◆ **Exercise materials**:
· · · ·
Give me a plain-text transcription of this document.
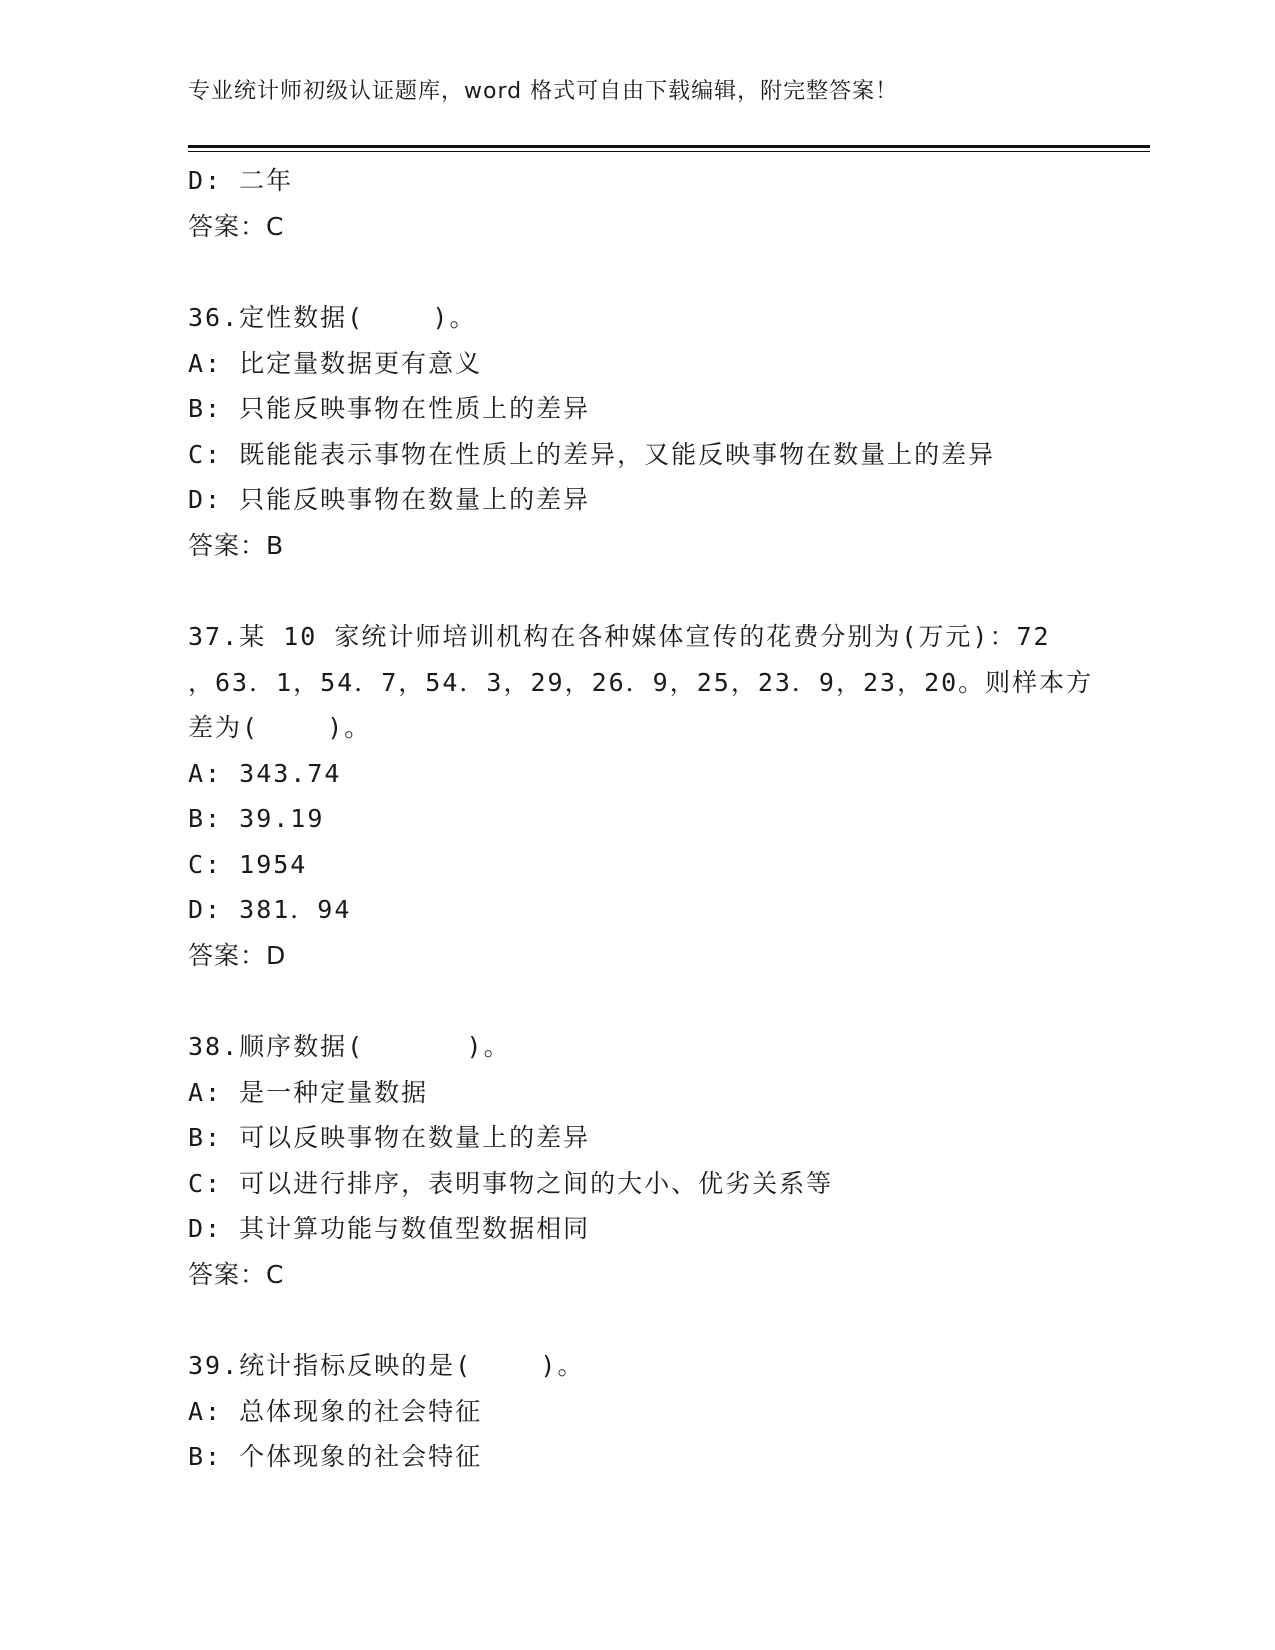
专业统计师初级认证题库，word 格式可自由下载编辑，附完整答案！
D: 二年
答案：C
36.定性数据(    )。
A: 比定量数据更有意义
B: 只能反映事物在性质上的差异
C: 既能能表示事物在性质上的差异，又能反映事物在数量上的差异
D: 只能反映事物在数量上的差异
答案：B
37.某 10 家统计师培训机构在各种媒体宣传的花费分别为(万元)：72
，63．1，54．7，54．3，29，26．9，25，23．9，23，20。则样本方
差为(    )。
A: 343.74
B: 39.19
C: 1954
D: 381．94
答案：D
38.顺序数据(      )。
A: 是一种定量数据
B: 可以反映事物在数量上的差异
C: 可以进行排序，表明事物之间的大小、优劣关系等
D: 其计算功能与数值型数据相同
答案：C
39.统计指标反映的是(    )。
A: 总体现象的社会特征
B: 个体现象的社会特征
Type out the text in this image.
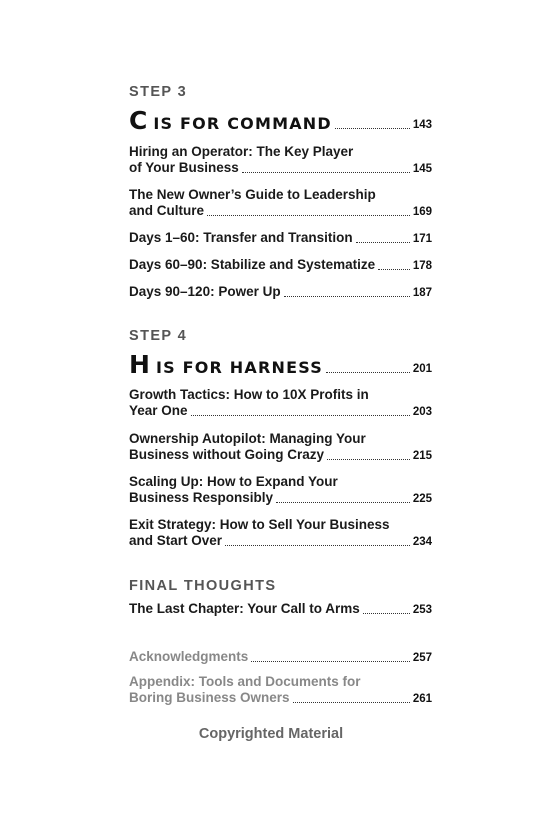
STEP 3
C IS FOR COMMAND	143
Hiring an Operator: The Key Player
of Your Business	145
The New Owner’s Guide to Leadership
and Culture	169
Days 1–60: Transfer and Transition	171
Days 60–90: Stabilize and Systematize	178
Days 90–120: Power Up	187
STEP 4
H IS FOR HARNESS	201
Growth Tactics: How to 10X Profits in
Year One	203
Ownership Autopilot: Managing Your
Business without Going Crazy	215
Scaling Up: How to Expand Your
Business Responsibly	225
Exit Strategy: How to Sell Your Business
and Start Over	234
FINAL THOUGHTS
The Last Chapter: Your Call to Arms	253
Acknowledgments	257
Appendix: Tools and Documents for
Boring Business Owners	261
Copyrighted Material
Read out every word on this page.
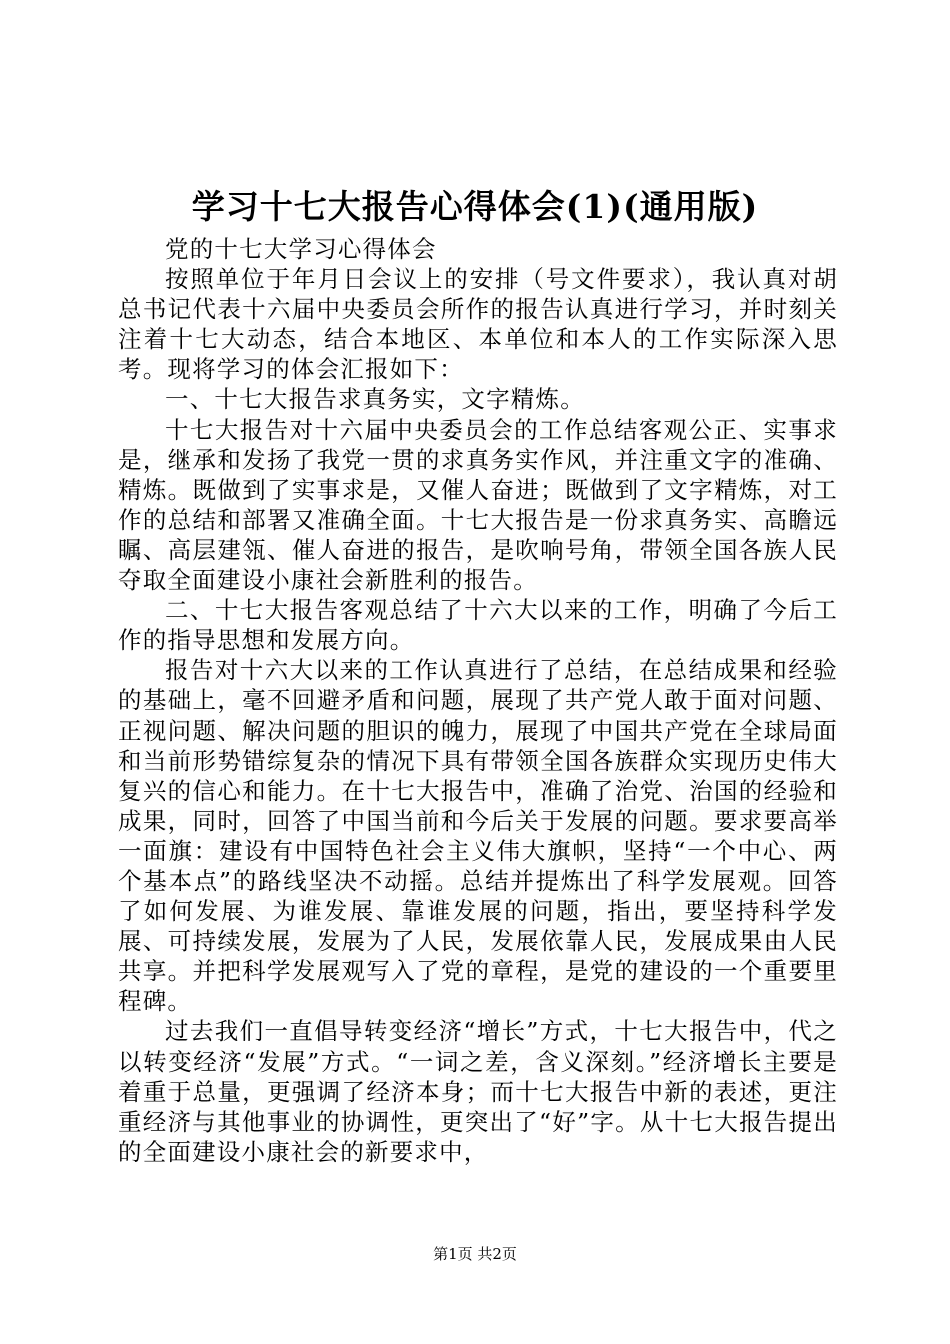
学习十七大报告心得体会(1)(通用版)

党的十七大学习心得体会

按照单位于年月日会议上的安排（号文件要求），我认真对胡总书记代表十六届中央委员会所作的报告认真进行学习，并时刻关注着十七大动态，结合本地区、本单位和本人的工作实际深入思考。现将学习的体会汇报如下：

一、十七大报告求真务实，文字精炼。

十七大报告对十六届中央委员会的工作总结客观公正、实事求是，继承和发扬了我党一贯的求真务实作风，并注重文字的准确、精炼。既做到了实事求是，又催人奋进；既做到了文字精炼，对工作的总结和部署又准确全面。十七大报告是一份求真务实、高瞻远瞩、高层建瓴、催人奋进的报告，是吹响号角，带领全国各族人民夺取全面建设小康社会新胜利的报告。

二、十七大报告客观总结了十六大以来的工作，明确了今后工作的指导思想和发展方向。

报告对十六大以来的工作认真进行了总结，在总结成果和经验的基础上，毫不回避矛盾和问题，展现了共产党人敢于面对问题、正视问题、解决问题的胆识的魄力，展现了中国共产党在全球局面和当前形势错综复杂的情况下具有带领全国各族群众实现历史伟大复兴的信心和能力。在十七大报告中，准确了治党、治国的经验和成果，同时，回答了中国当前和今后关于发展的问题。要求要高举一面旗：建设有中国特色社会主义伟大旗帜，坚持“一个中心、两个基本点”的路线坚决不动摇。总结并提炼出了科学发展观。回答了如何发展、为谁发展、靠谁发展的问题，指出，要坚持科学发展、可持续发展，发展为了人民，发展依靠人民，发展成果由人民共享。并把科学发展观写入了党的章程，是党的建设的一个重要里程碑。

过去我们一直倡导转变经济“增长”方式，十七大报告中，代之以转变经济“发展”方式。“一词之差，含义深刻。”经济增长主要是着重于总量，更强调了经济本身；而十七大报告中新的表述，更注重经济与其他事业的协调性，更突出了“好”字。从十七大报告提出的全面建设小康社会的新要求中，

第1页 共2页
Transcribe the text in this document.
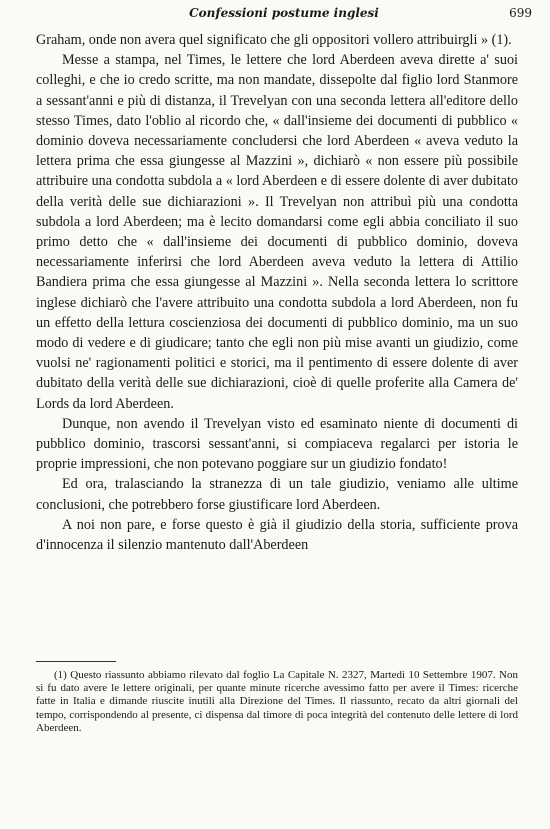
Confessioni postume inglesi	699

Graham, onde non avera quel significato che gli oppositori vollero attribuirgli » (1).

Messe a stampa, nel Times, le lettere che lord Aberdeen aveva dirette a' suoi colleghi, e che io credo scritte, ma non mandate, dissepolte dal figlio lord Stanmore a sessant'anni e più di distanza, il Trevelyan con una seconda lettera all'editore dello stesso Times, dato l'oblio al ricordo che, « dall'insieme dei documenti di pubblico « dominio doveva necessariamente concludersi che lord Aberdeen « aveva veduto la lettera prima che essa giungesse al Mazzini », dichiarò « non essere più possibile attribuire una condotta subdola a « lord Aberdeen e di essere dolente di aver dubitato della verità delle sue dichiarazioni ». Il Trevelyan non attribuì più una condotta subdola a lord Aberdeen; ma è lecito domandarsi come egli abbia conciliato il suo primo detto che « dall'insieme dei documenti di pubblico dominio, doveva necessariamente inferirsi che lord Aberdeen aveva veduto la lettera di Attilio Bandiera prima che essa giungesse al Mazzini ». Nella seconda lettera lo scrittore inglese dichiarò che l'avere attribuito una condotta subdola a lord Aberdeen, non fu un effetto della lettura coscienziosa dei documenti di pubblico dominio, ma un suo modo di vedere e di giudicare; tanto che egli non più mise avanti un giudizio, come vuolsi ne' ragionamenti politici e storici, ma il pentimento di essere dolente di aver dubitato della verità delle sue dichiarazioni, cioè di quelle proferite alla Camera de' Lords da lord Aberdeen.

Dunque, non avendo il Trevelyan visto ed esaminato niente di documenti di pubblico dominio, trascorsi sessant'anni, si compiaceva regalarci per istoria le proprie impressioni, che non potevano poggiare sur un giudizio fondato!

Ed ora, tralasciando la stranezza di un tale giudizio, veniamo alle ultime conclusioni, che potrebbero forse giustificare lord Aberdeen.

A noi non pare, e forse questo è già il giudizio della storia, sufficiente prova d'innocenza il silenzio mantenuto dall'Aberdeen

(1) Questo riassunto abbiamo rilevato dal foglio La Capitale N. 2327, Martedì 10 Settembre 1907. Non si fu dato avere le lettere originali, per quante minute ricerche avessimo fatto per avere il Times: ricerche fatte in Italia e dimande riuscite inutili alla Direzione del Times. Il riassunto, recato da altri giornali del tempo, corrispondendo al presente, ci dispensa dal timore di poca integrità del contenuto delle lettere di lord Aberdeen.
· · · ·
◆ **Challenge**: Lines that hold "della" are the ones to copy; find all of them.

◆ **Exercise answer**:
Messe a stampa, nel Times, le lettere che lord Aberdeen aveva dirette a' suoi colleghi, e che io credo scritte, ma non mandate, dissepolte dal figlio lord Stanmore a sessant'anni e più di distanza, il Trevelyan con una seconda lettera all'editore dello stesso Times, dato l'oblio al ricordo che, « dall'insieme dei documenti di pubblico « dominio doveva necessariamente concludersi che lord Aberdeen « aveva veduto la lettera prima che essa giungesse al Mazzini », dichiarò « non essere più possibile attribuire una condotta subdola a « lord Aberdeen e di essere dolente di aver dubitato della verità delle sue dichiarazioni ». Il Trevelyan non attribuì più una condotta subdola a lord Aberdeen; ma è lecito domandarsi come egli abbia conciliato il suo primo detto che « dall'insieme dei documenti di pubblico dominio, doveva necessariamente inferirsi che lord Aberdeen aveva veduto la lettera di Attilio Bandiera prima che essa giungesse al Mazzini ». Nella seconda lettera lo scrittore inglese dichiarò che l'avere attribuito una condotta subdola a lord Aberdeen, non fu un effetto della lettura coscienziosa dei documenti di pubblico dominio, ma un suo modo di vedere e di giudicare; tanto che egli non più mise avanti un giudizio, come vuolsi ne' ragionamenti politici e storici, ma il pentimento di essere dolente di aver dubitato della verità delle sue dichiarazioni, cioè di quelle proferite alla Camera de' Lords da lord Aberdeen.
A noi non pare, e forse questo è già il giudizio della storia, sufficiente prova d'innocenza il silenzio mantenuto dall'Aberdeen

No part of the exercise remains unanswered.